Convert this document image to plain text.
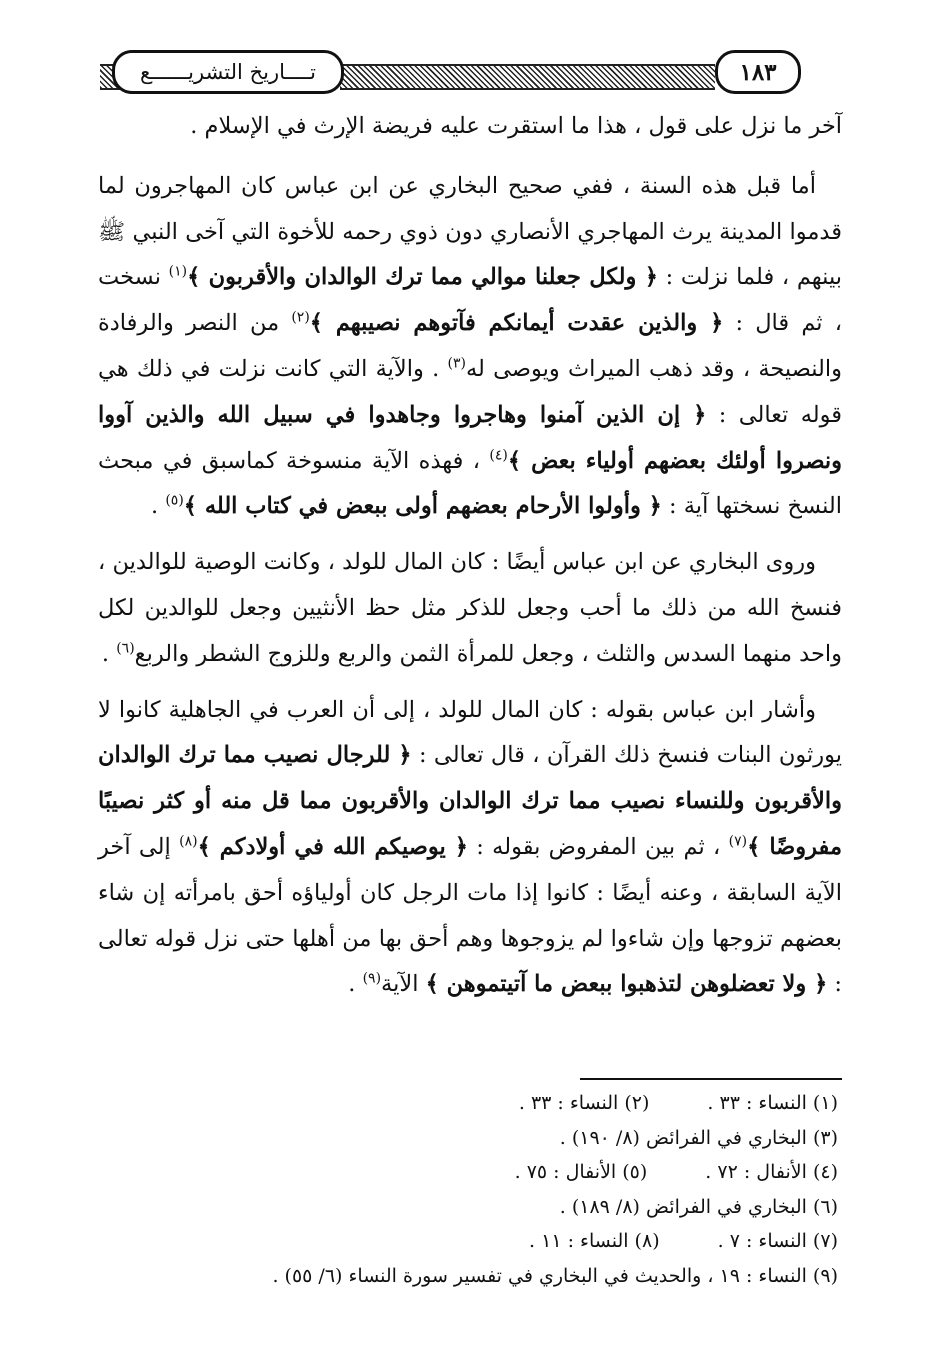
تــــاريخ التشريــــــع	١٨٣

آخر ما نزل على قول ، هذا ما استقرت عليه فريضة الإرث في الإسلام .

أما قبل هذه السنة ، ففي صحيح البخاري عن ابن عباس كان المهاجرون لما قدموا المدينة يرث المهاجري الأنصاري دون ذوي رحمه للأخوة التي آخى النبي ﷺ بينهم ، فلما نزلت : ﴿ ولكل جعلنا موالي مما ترك الوالدان والأقربون ﴾$^{(١)}$ نسخت ، ثم قال : ﴿ والذين عقدت أيمانكم فآتوهم نصيبهم ﴾$^{(٢)}$ من النصر والرفادة والنصيحة ، وقد ذهب الميراث ويوصى له$^{(٣)}$ . والآية التي كانت نزلت في ذلك هي قوله تعالى : ﴿ إن الذين آمنوا وهاجروا وجاهدوا في سبيل الله والذين آووا ونصروا أولئك بعضهم أولياء بعض ﴾$^{(٤)}$ ، فهذه الآية منسوخة كماسبق في مبحث النسخ نسختها آية : ﴿ وأولوا الأرحام بعضهم أولى ببعض في كتاب الله ﴾$^{(٥)}$ .

وروى البخاري عن ابن عباس أيضًا : كان المال للولد ، وكانت الوصية للوالدين ، فنسخ الله من ذلك ما أحب وجعل للذكر مثل حظ الأنثيين وجعل للوالدين لكل واحد منهما السدس والثلث ، وجعل للمرأة الثمن والربع وللزوج الشطر والربع$^{(٦)}$ .

وأشار ابن عباس بقوله : كان المال للولد ، إلى أن العرب في الجاهلية كانوا لا يورثون البنات فنسخ ذلك القرآن ، قال تعالى : ﴿ للرجال نصيب مما ترك الوالدان والأقربون وللنساء نصيب مما ترك الوالدان والأقربون مما قل منه أو كثر نصيبًا مفروضًا ﴾$^{(٧)}$ ، ثم بين المفروض بقوله : ﴿ يوصيكم الله في أولادكم ﴾$^{(٨)}$ إلى آخر الآية السابقة ، وعنه أيضًا : كانوا إذا مات الرجل كان أولياؤه أحق بامرأته إن شاء بعضهم تزوجها وإن شاءوا لم يزوجوها وهم أحق بها من أهلها حتى نزل قوله تعالى : ﴿ ولا تعضلوهن لتذهبوا ببعض ما آتيتموهن ﴾ الآية$^{(٩)}$ .

(١) النساء : ٣٣ .(٢) النساء : ٣٣ .
(٣) البخاري في الفرائض (٨/ ١٩٠) .
(٤) الأنفال : ٧٢ .(٥) الأنفال : ٧٥ .
(٦) البخاري في الفرائض (٨/ ١٨٩) .
(٧) النساء : ٧ .(٨) النساء : ١١ .
(٩) النساء : ١٩ ، والحديث في البخاري في تفسير سورة النساء (٦/ ٥٥) .
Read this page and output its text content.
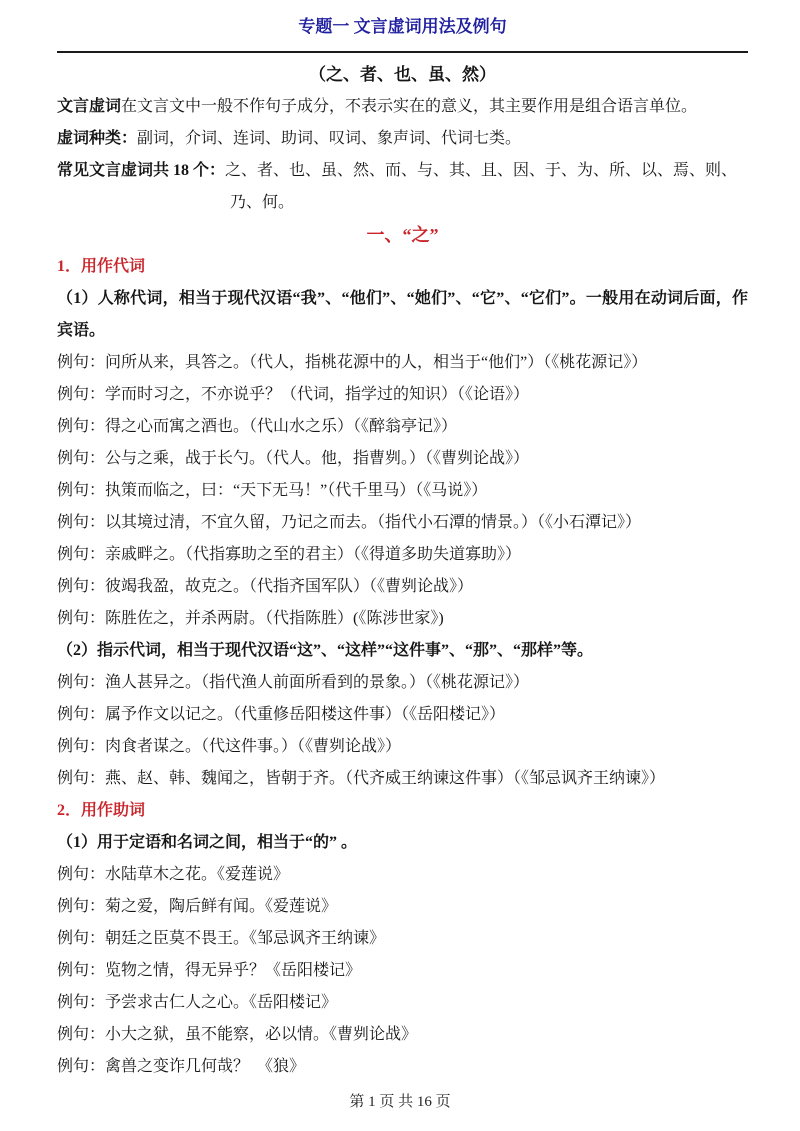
专题一 文言虚词用法及例句
（之、者、也、虽、然）

文言虚词在文言文中一般不作句子成分，不表示实在的意义，其主要作用是组合语言单位。

虚词种类：副词，介词、连词、助词、叹词、象声词、代词七类。

常见文言虚词共 18 个：之、者、也、虽、然、而、与、其、且、因、于、为、所、以、焉、则、

乃、何。

一、“之”

1．用作代词

（1）人称代词，相当于现代汉语“我”、“他们”、“她们”、“它”、“它们”。一般用在动词后面，作宾语。

例句：问所从来，具答之。（代人，指桃花源中的人，相当于“他们”）（《桃花源记》）

例句：学而时习之，不亦说乎？（代词，指学过的知识）（《论语》）

例句：得之心而寓之酒也。（代山水之乐）（《醉翁亭记》）

例句：公与之乘，战于长勺。（代人。他，指曹刿。）（《曹刿论战》）

例句：执策而临之，曰：“天下无马！”（代千里马）（《马说》）

例句：以其境过清，不宜久留，乃记之而去。（指代小石潭的情景。）（《小石潭记》）

例句：亲戚畔之。（代指寡助之至的君主）（《得道多助失道寡助》）

例句：彼竭我盈，故克之。（代指齐国军队）（《曹刿论战》）

例句：陈胜佐之，并杀两尉。（代指陈胜）(《陈涉世家》)

（2）指示代词，相当于现代汉语“这”、“这样”“这件事”、“那”、“那样”等。

例句：渔人甚异之。（指代渔人前面所看到的景象。）（《桃花源记》）

例句：属予作文以记之。（代重修岳阳楼这件事）（《岳阳楼记》）

例句：肉食者谋之。（代这件事。）（《曹刿论战》）

例句：燕、赵、韩、魏闻之，皆朝于齐。（代齐威王纳谏这件事）（《邹忌讽齐王纳谏》）

2．用作助词

（1）用于定语和名词之间，相当于“的” 。

例句：水陆草木之花。《爱莲说》

例句：菊之爱，陶后鲜有闻。《爱莲说》

例句：朝廷之臣莫不畏王。《邹忌讽齐王纳谏》

例句：览物之情，得无异乎？《岳阳楼记》

例句：予尝求古仁人之心。《岳阳楼记》

例句：小大之狱，虽不能察，必以情。《曹刿论战》

例句：禽兽之变诈几何哉？　《狼》

第 1 页 共 16 页
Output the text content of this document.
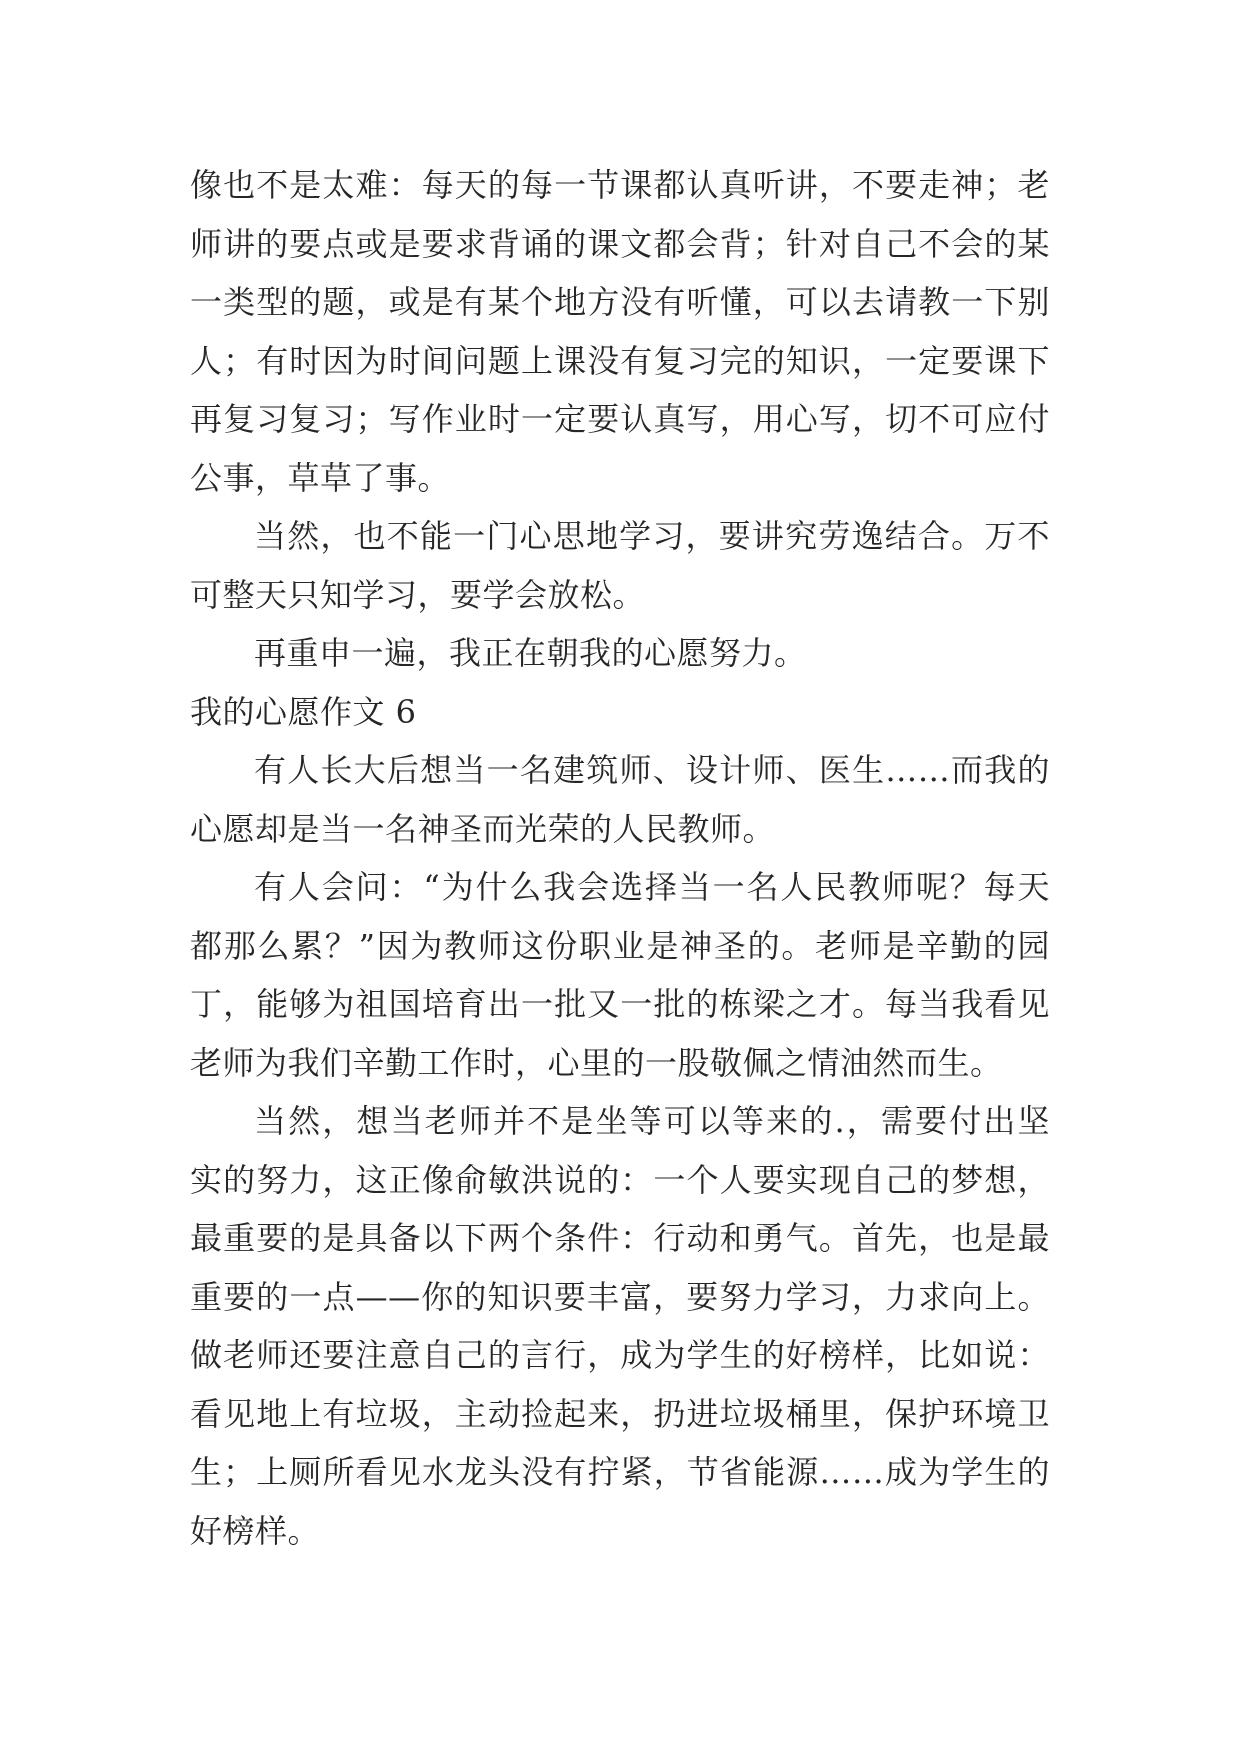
像也不是太难：每天的每一节课都认真听讲，不要走神；老
师讲的要点或是要求背诵的课文都会背；针对自己不会的某
一类型的题，或是有某个地方没有听懂，可以去请教一下别
人；有时因为时间问题上课没有复习完的知识，一定要课下
再复习复习；写作业时一定要认真写，用心写，切不可应付
公事，草草了事。
当然，也不能一门心思地学习，要讲究劳逸结合。万不
可整天只知学习，要学会放松。
再重申一遍，我正在朝我的心愿努力。
我的心愿作文 6
有人长大后想当一名建筑师、设计师、医生……而我的
心愿却是当一名神圣而光荣的人民教师。
有人会问：“为什么我会选择当一名人民教师呢？每天
都那么累？”因为教师这份职业是神圣的。老师是辛勤的园
丁，能够为祖国培育出一批又一批的栋梁之才。每当我看见
老师为我们辛勤工作时，心里的一股敬佩之情油然而生。
当然，想当老师并不是坐等可以等来的.，需要付出坚
实的努力，这正像俞敏洪说的：一个人要实现自己的梦想，
最重要的是具备以下两个条件：行动和勇气。首先，也是最
重要的一点——你的知识要丰富，要努力学习，力求向上。
做老师还要注意自己的言行，成为学生的好榜样，比如说：
看见地上有垃圾，主动捡起来，扔进垃圾桶里，保护环境卫
生；上厕所看见水龙头没有拧紧，节省能源……成为学生的
好榜样。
■ ■ ■ ■
● **BRIEF**:
Pick out lines containing the word "الفرائض", each one as written.

● **RESULT OF THIS TASK**:
(٣) البخاري في الفرائض (٨/ ١٩٠) .
(٦) البخاري في الفرائض (٨/ ١٨٩) .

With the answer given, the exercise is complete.